Directions. Reproduce the items below, swapping "hashtag-separator" for "hashtag-divider" wherever it occurs and leaving everything else unchanged.

(Portion of a data file)
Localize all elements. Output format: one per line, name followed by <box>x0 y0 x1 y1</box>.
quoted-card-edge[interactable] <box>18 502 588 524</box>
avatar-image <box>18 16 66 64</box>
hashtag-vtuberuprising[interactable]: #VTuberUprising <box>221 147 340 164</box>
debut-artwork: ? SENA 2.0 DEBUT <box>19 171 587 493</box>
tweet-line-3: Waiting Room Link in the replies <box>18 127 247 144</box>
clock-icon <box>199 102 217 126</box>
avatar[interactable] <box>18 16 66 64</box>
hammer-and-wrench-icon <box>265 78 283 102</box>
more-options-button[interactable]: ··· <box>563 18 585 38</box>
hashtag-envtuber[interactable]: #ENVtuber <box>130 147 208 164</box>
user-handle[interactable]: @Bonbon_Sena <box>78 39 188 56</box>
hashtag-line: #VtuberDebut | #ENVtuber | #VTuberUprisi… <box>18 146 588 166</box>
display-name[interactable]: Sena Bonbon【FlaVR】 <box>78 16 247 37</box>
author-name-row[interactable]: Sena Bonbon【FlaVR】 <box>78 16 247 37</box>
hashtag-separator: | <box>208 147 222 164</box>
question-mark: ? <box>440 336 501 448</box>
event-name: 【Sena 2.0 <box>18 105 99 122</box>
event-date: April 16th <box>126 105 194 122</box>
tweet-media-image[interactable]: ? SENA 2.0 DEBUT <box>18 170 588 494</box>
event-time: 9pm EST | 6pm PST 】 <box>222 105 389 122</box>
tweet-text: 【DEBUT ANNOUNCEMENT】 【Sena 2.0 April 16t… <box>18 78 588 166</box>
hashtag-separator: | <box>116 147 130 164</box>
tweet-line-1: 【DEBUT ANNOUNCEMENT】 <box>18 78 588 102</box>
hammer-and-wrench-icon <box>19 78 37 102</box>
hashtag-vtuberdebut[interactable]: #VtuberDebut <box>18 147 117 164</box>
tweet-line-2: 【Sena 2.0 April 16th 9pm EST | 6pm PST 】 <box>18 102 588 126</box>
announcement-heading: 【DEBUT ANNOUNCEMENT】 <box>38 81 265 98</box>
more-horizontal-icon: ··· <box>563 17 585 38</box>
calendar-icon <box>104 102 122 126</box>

Written response.
Localize all elements. Output format: one per line, name followed by <box>x0 y0 x1 y1</box>.
quoted-card-edge[interactable] <box>18 502 588 524</box>
avatar-image <box>18 16 66 64</box>
hashtag-vtuberuprising[interactable]: #VTuberUprising <box>221 147 340 164</box>
debut-artwork: ? SENA 2.0 DEBUT <box>19 171 587 493</box>
tweet-line-3: Waiting Room Link in the replies <box>18 127 247 144</box>
clock-icon <box>199 102 217 126</box>
avatar[interactable] <box>18 16 66 64</box>
hammer-and-wrench-icon <box>265 78 283 102</box>
more-options-button[interactable]: ··· <box>563 18 585 38</box>
hashtag-envtuber[interactable]: #ENVtuber <box>130 147 208 164</box>
user-handle[interactable]: @Bonbon_Sena <box>78 39 188 56</box>
hashtag-line: #VtuberDebut | #ENVtuber | #VTuberUprisi… <box>18 146 588 166</box>
display-name[interactable]: Sena Bonbon【FlaVR】 <box>78 16 247 37</box>
author-name-row[interactable]: Sena Bonbon【FlaVR】 <box>78 16 247 37</box>
hashtag-divider: | <box>208 147 222 164</box>
question-mark: ? <box>440 336 501 448</box>
event-name: 【Sena 2.0 <box>18 105 99 122</box>
event-date: April 16th <box>126 105 194 122</box>
tweet-media-image[interactable]: ? SENA 2.0 DEBUT <box>18 170 588 494</box>
event-time: 9pm EST | 6pm PST 】 <box>222 105 389 122</box>
tweet-text: 【DEBUT ANNOUNCEMENT】 【Sena 2.0 April 16t… <box>18 78 588 166</box>
hashtag-divider: | <box>116 147 130 164</box>
tweet-line-1: 【DEBUT ANNOUNCEMENT】 <box>18 78 588 102</box>
hammer-and-wrench-icon <box>19 78 37 102</box>
hashtag-vtuberdebut[interactable]: #VtuberDebut <box>18 147 117 164</box>
tweet-line-2: 【Sena 2.0 April 16th 9pm EST | 6pm PST 】 <box>18 102 588 126</box>
announcement-heading: 【DEBUT ANNOUNCEMENT】 <box>38 81 265 98</box>
more-horizontal-icon: ··· <box>563 17 585 38</box>
calendar-icon <box>104 102 122 126</box>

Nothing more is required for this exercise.